- [Objective] Images are not part of the copy; write out the rest of the data exactly as given.

- [Input records]
######
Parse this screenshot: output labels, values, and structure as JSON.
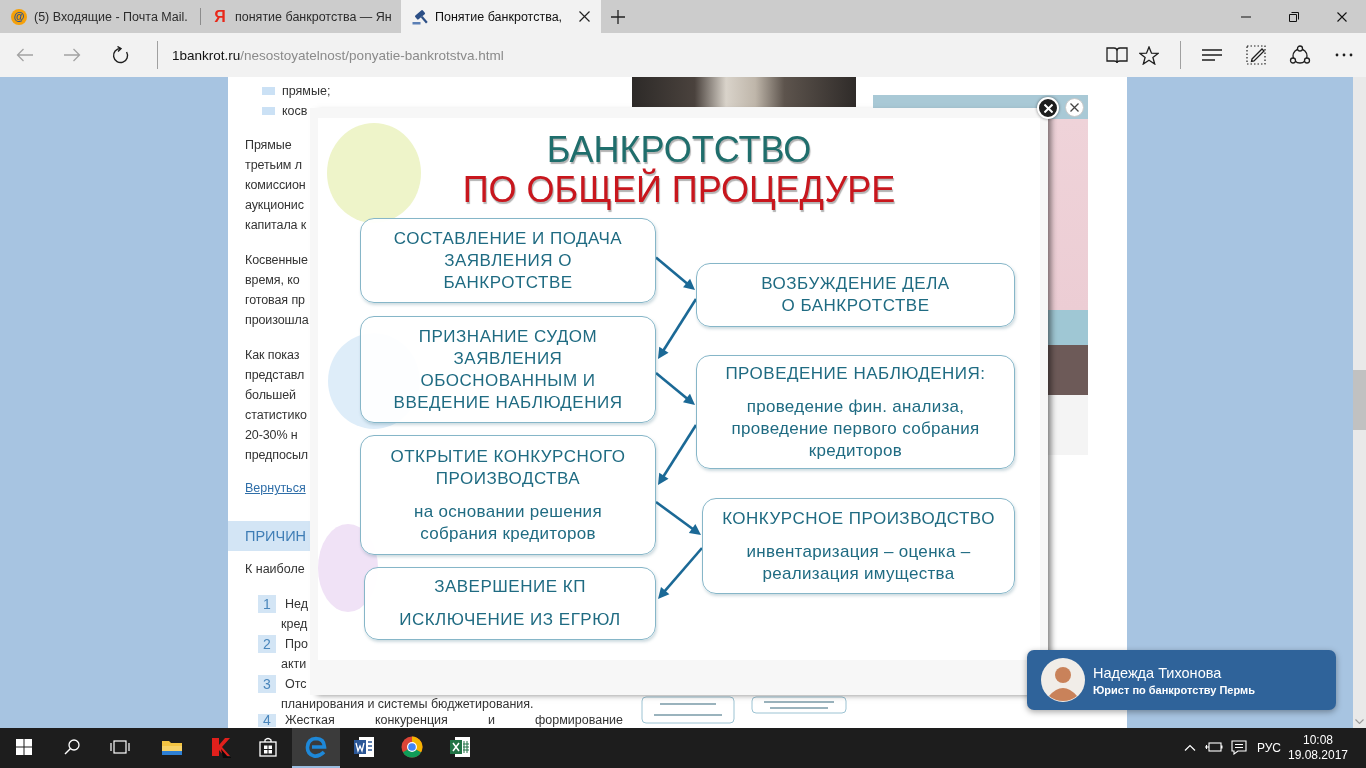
{
  "browser": {
    "tabs": [
      {
        "favicon": "@",
        "title": "(5) Входящие - Почта Mail.",
        "selected": false
      },
      {
        "favicon": "Я",
        "title": "понятие банкротства — Ян",
        "selected": false
      },
      {
        "title": "Понятие банкротства,",
        "selected": true
      }
    ],
    "back": {
      "disabled": true
    },
    "forward": {
      "disabled": true
    },
    "address": {
      "domain": "1bankrot.ru",
      "path": "/nesostoyatelnost/ponyatie-bankrotstva.html"
    }
  },
  "article": {
    "bullets": [
      "прямые;",
      "косв"
    ],
    "paragraphs": [
      [
        "Прямые",
        "третьим л",
        "комиссион",
        "аукционис",
        "капитала к"
      ],
      [
        "Косвенные",
        "время, ко",
        "готовая пр",
        "произошла"
      ],
      [
        "Как показ",
        "представл",
        "большей",
        "статистико",
        "20-30% н",
        "предпосыл"
      ]
    ],
    "link": "Вернуться",
    "heading": "ПРИЧИН",
    "intro": "К наиболе",
    "list": [
      {
        "number": "1",
        "lines": [
          "Нед",
          "кред"
        ]
      },
      {
        "number": "2",
        "lines": [
          "Про",
          "акти"
        ]
      },
      {
        "number": "3",
        "lines": [
          "Отс",
          "планирования и системы бюджетирования."
        ]
      },
      {
        "number": "4",
        "lines": [
          "Жесткая конкуренция и формирование"
        ]
      }
    ]
  },
  "lightbox": {
    "title": "БАНКРОТСТВО",
    "subtitle": "ПО ОБЩЕЙ ПРОЦЕДУРЕ",
    "steps": [
      {
        "parts": [
          {
            "kind": "heading",
            "text": "СОСТАВЛЕНИЕ И ПОДАЧА\nЗАЯВЛЕНИЯ О\nБАНКРОТСТВЕ"
          }
        ]
      },
      {
        "parts": [
          {
            "kind": "heading",
            "text": "ВОЗБУЖДЕНИЕ ДЕЛА\nО БАНКРОТСТВЕ"
          }
        ]
      },
      {
        "parts": [
          {
            "kind": "heading",
            "text": "ПРИЗНАНИЕ СУДОМ\nЗАЯВЛЕНИЯ\nОБОСНОВАННЫМ И\nВВЕДЕНИЕ НАБЛЮДЕНИЯ"
          }
        ]
      },
      {
        "parts": [
          {
            "kind": "heading",
            "text": "ПРОВЕДЕНИЕ НАБЛЮДЕНИЯ:"
          },
          {
            "kind": "note",
            "text": "проведение фин. анализа,\nпроведение первого собрания\nкредиторов"
          }
        ]
      },
      {
        "parts": [
          {
            "kind": "heading",
            "text": "ОТКРЫТИЕ КОНКУРСНОГО\nПРОИЗВОДСТВА"
          },
          {
            "kind": "note",
            "text": "на основании решения\nсобрания кредиторов"
          }
        ]
      },
      {
        "parts": [
          {
            "kind": "heading",
            "text": "КОНКУРСНОЕ ПРОИЗВОДСТВО"
          },
          {
            "kind": "note",
            "text": "инвентаризация – оценка –\nреализация имущества"
          }
        ]
      },
      {
        "parts": [
          {
            "kind": "heading",
            "text": "ЗАВЕРШЕНИЕ КП"
          },
          {
            "kind": "heading",
            "text": "ИСКЛЮЧЕНИЕ ИЗ ЕГРЮЛ"
          }
        ]
      }
    ]
  },
  "chat": {
    "name": "Надежда Тихонова",
    "role": "Юрист по банкротству Пермь"
  },
  "taskbar": {
    "apps": [
      {
        "selected": false
      },
      {
        "selected": false
      },
      {
        "selected": false
      },
      {
        "selected": true
      },
      {
        "selected": false
      },
      {
        "selected": false
      },
      {
        "selected": false
      }
    ],
    "language": "РУС",
    "time": "10:08",
    "date": "19.08.2017"
  }
}
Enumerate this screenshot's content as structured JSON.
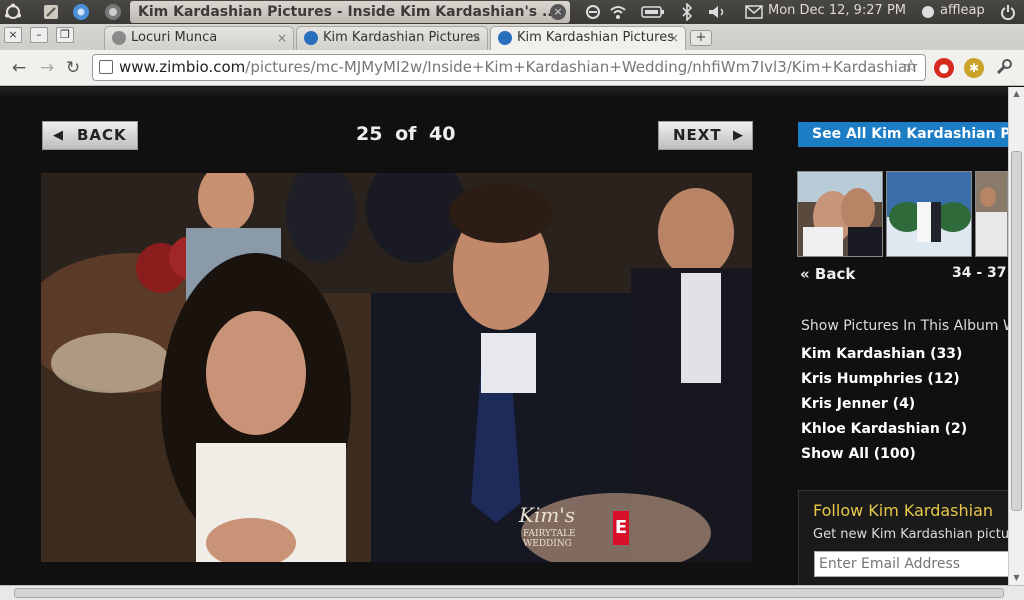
{
  "panel": {
    "window_title": "Kim Kardashian Pictures - Inside Kim Kardashian's ...",
    "clock": "Mon Dec 12,  9:27 PM",
    "user": "affleap"
  },
  "tabs": [
    {
      "label": "Locuri Munca",
      "close": "×"
    },
    {
      "label": "Kim Kardashian Pictures",
      "close": "×"
    },
    {
      "label": "Kim Kardashian Pictures",
      "close": "×"
    }
  ],
  "window_controls": {
    "close": "×",
    "minimize": "–",
    "restore": "❐"
  },
  "new_tab": "+",
  "toolbar": {
    "back": "←",
    "forward": "→",
    "reload": "↻",
    "url_domain": "www.zimbio.com",
    "url_path": "/pictures/mc-MJMyMI2w/Inside+Kim+Kardashian+Wedding/nhfiWm7Ivl3/Kim+Kardashian",
    "star": "☆",
    "wrench": "🔧"
  },
  "gallery": {
    "back_label": "BACK",
    "next_label": "NEXT",
    "counter_current": "25",
    "counter_of": "of",
    "counter_total": "40",
    "photo_watermark_script": "Kim's",
    "photo_watermark_line": "FAIRYTALE WEDDING",
    "photo_watermark_logo": "E"
  },
  "sidebar": {
    "see_all": "See All Kim Kardashian Pics",
    "back": "« Back",
    "range": "34 - 37",
    "album_heading": "Show Pictures In This Album With",
    "album_links": [
      "Kim Kardashian (33)",
      "Kris Humphries (12)",
      "Kris Jenner (4)",
      "Khloe Kardashian (2)",
      "Show All (100)"
    ],
    "follow_title": "Follow Kim Kardashian",
    "follow_sub": "Get new Kim Kardashian pictures",
    "email_placeholder": "Enter Email Address"
  },
  "colors": {
    "accent_blue": "#1c7cc4",
    "follow_gold": "#e8c84a",
    "page_bg": "#101010"
  }
}
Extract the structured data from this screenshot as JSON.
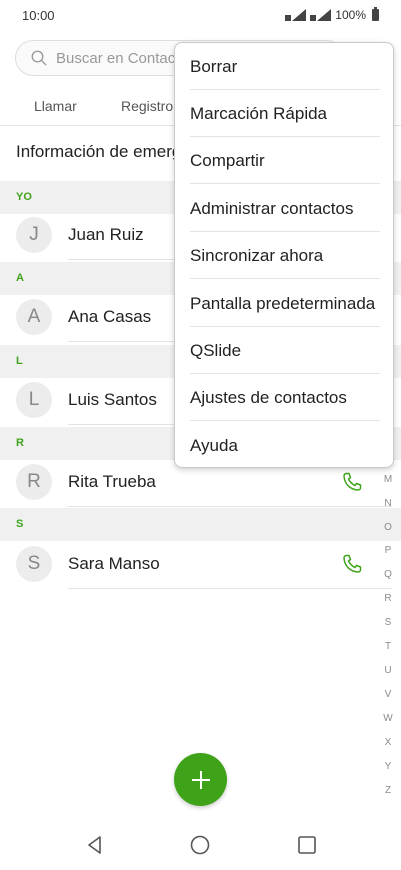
######
- [Correct response]
Parse this screenshot: output labels, values, and structure as JSON.
{
  "browser": {
    "tabs": [
      {
        "favicon": "@",
        "title": "(5) Входящие - Почта Mail.",
        "selected": false
      },
      {
        "favicon": "Я",
        "title": "понятие банкротства — Ян",
        "selected": false
      },
      {
        "title": "Понятие банкротства,",
        "selected": true
      }
    ],
    "back": {
      "disabled": true
    },
    "forward": {
      "disabled": true
    },
    "address": {
      "domain": "1bankrot.ru",
      "path": "/nesostoyatelnost/ponyatie-bankrotstva.html"
    }
  },
  "article": {
    "bullets": [
      "прямые;",
      "косв"
    ],
    "paragraphs": [
      [
        "Прямые",
        "третьим л",
        "комиссион",
        "аукционис",
        "капитала к"
      ],
      [
        "Косвенные",
        "время, ко",
        "готовая пр",
        "произошла"
      ],
      [
        "Как показ",
        "представл",
        "большей",
        "статистико",
        "20-30% н",
        "предпосыл"
      ]
    ],
    "link": "Вернуться",
    "heading": "ПРИЧИН",
    "intro": "К наиболе",
    "list": [
      {
        "number": "1",
        "lines": [
          "Нед",
          "кред"
        ]
      },
      {
        "number": "2",
        "lines": [
          "Про",
          "акти"
        ]
      },
      {
        "number": "3",
        "lines": [
          "Отс",
          "планирования и системы бюджетирования."
        ]
      },
      {
        "number": "4",
        "lines": [
          "Жесткая конкуренция и формирование"
        ]
      }
    ]
  },
  "lightbox": {
    "title": "БАНКРОТСТВО",
    "subtitle": "ПО ОБЩЕЙ ПРОЦЕДУРЕ",
    "steps": [
      {
        "parts": [
          {
            "kind": "heading",
            "text": "СОСТАВЛЕНИЕ И ПОДАЧА\nЗАЯВЛЕНИЯ О\nБАНКРОТСТВЕ"
          }
        ]
      },
      {
        "parts": [
          {
            "kind": "heading",
            "text": "ВОЗБУЖДЕНИЕ ДЕЛА\nО БАНКРОТСТВЕ"
          }
        ]
      },
      {
        "parts": [
          {
            "kind": "heading",
            "text": "ПРИЗНАНИЕ СУДОМ\nЗАЯВЛЕНИЯ\nОБОСНОВАННЫМ И\nВВЕДЕНИЕ НАБЛЮДЕНИЯ"
          }
        ]
      },
      {
        "parts": [
          {
            "kind": "heading",
            "text": "ПРОВЕДЕНИЕ НАБЛЮДЕНИЯ:"
          },
          {
            "kind": "note",
            "text": "проведение фин. анализа,\nпроведение первого собрания\nкредиторов"
          }
        ]
      },
      {
        "parts": [
          {
            "kind": "heading",
            "text": "ОТКРЫТИЕ КОНКУРСНОГО\nПРОИЗВОДСТВА"
          },
          {
            "kind": "note",
            "text": "на основании решения\nсобрания кредиторов"
          }
        ]
      },
      {
        "parts": [
          {
            "kind": "heading",
            "text": "КОНКУРСНОЕ ПРОИЗВОДСТВО"
          },
          {
            "kind": "note",
            "text": "инвентаризация – оценка –\nреализация имущества"
          }
        ]
      },
      {
        "parts": [
          {
            "kind": "heading",
            "text": "ЗАВЕРШЕНИЕ КП"
          },
          {
            "kind": "heading",
            "text": "ИСКЛЮЧЕНИЕ ИЗ ЕГРЮЛ"
          }
        ]
      }
    ]
  },
  "chat": {
    "name": "Надежда Тихонова",
    "role": "Юрист по банкротству Пермь"
  },
  "taskbar": {
    "apps": [
      {
        "selected": false
      },
      {
        "selected": false
      },
      {
        "selected": false
      },
      {
        "selected": true
      },
      {
        "selected": false
      },
      {
        "selected": false
      },
      {
        "selected": false
      }
    ],
    "language": "РУС",
    "time": "10:08",
    "date": "19.08.2017"
  }
}
Enumerate this screenshot's content as structured JSON.
{
  "panel": {
    "window_title": "Kim Kardashian Pictures - Inside Kim Kardashian's ...",
    "clock": "Mon Dec 12,  9:27 PM",
    "user": "affleap"
  },
  "tabs": [
    {
      "label": "Locuri Munca",
      "close": "×"
    },
    {
      "label": "Kim Kardashian Pictures",
      "close": "×"
    },
    {
      "label": "Kim Kardashian Pictures",
      "close": "×"
    }
  ],
  "window_controls": {
    "close": "×",
    "minimize": "–",
    "restore": "❐"
  },
  "new_tab": "+",
  "toolbar": {
    "back": "←",
    "forward": "→",
    "reload": "↻",
    "url_domain": "www.zimbio.com",
    "url_path": "/pictures/mc-MJMyMI2w/Inside+Kim+Kardashian+Wedding/nhfiWm7Ivl3/Kim+Kardashian",
    "star": "☆",
    "wrench": "🔧"
  },
  "gallery": {
    "back_label": "BACK",
    "next_label": "NEXT",
    "counter_current": "25",
    "counter_of": "of",
    "counter_total": "40",
    "photo_watermark_script": "Kim's",
    "photo_watermark_line": "FAIRYTALE WEDDING",
    "photo_watermark_logo": "E"
  },
  "sidebar": {
    "see_all": "See All Kim Kardashian Pics",
    "back": "« Back",
    "range": "34 - 37",
    "album_heading": "Show Pictures In This Album With",
    "album_links": [
      "Kim Kardashian (33)",
      "Kris Humphries (12)",
      "Kris Jenner (4)",
      "Khloe Kardashian (2)",
      "Show All (100)"
    ],
    "follow_title": "Follow Kim Kardashian",
    "follow_sub": "Get new Kim Kardashian pictures",
    "email_placeholder": "Enter Email Address"
  },
  "colors": {
    "accent_blue": "#1c7cc4",
    "follow_gold": "#e8c84a",
    "page_bg": "#101010"
  }
}
Extract the structured data from this screenshot as JSON.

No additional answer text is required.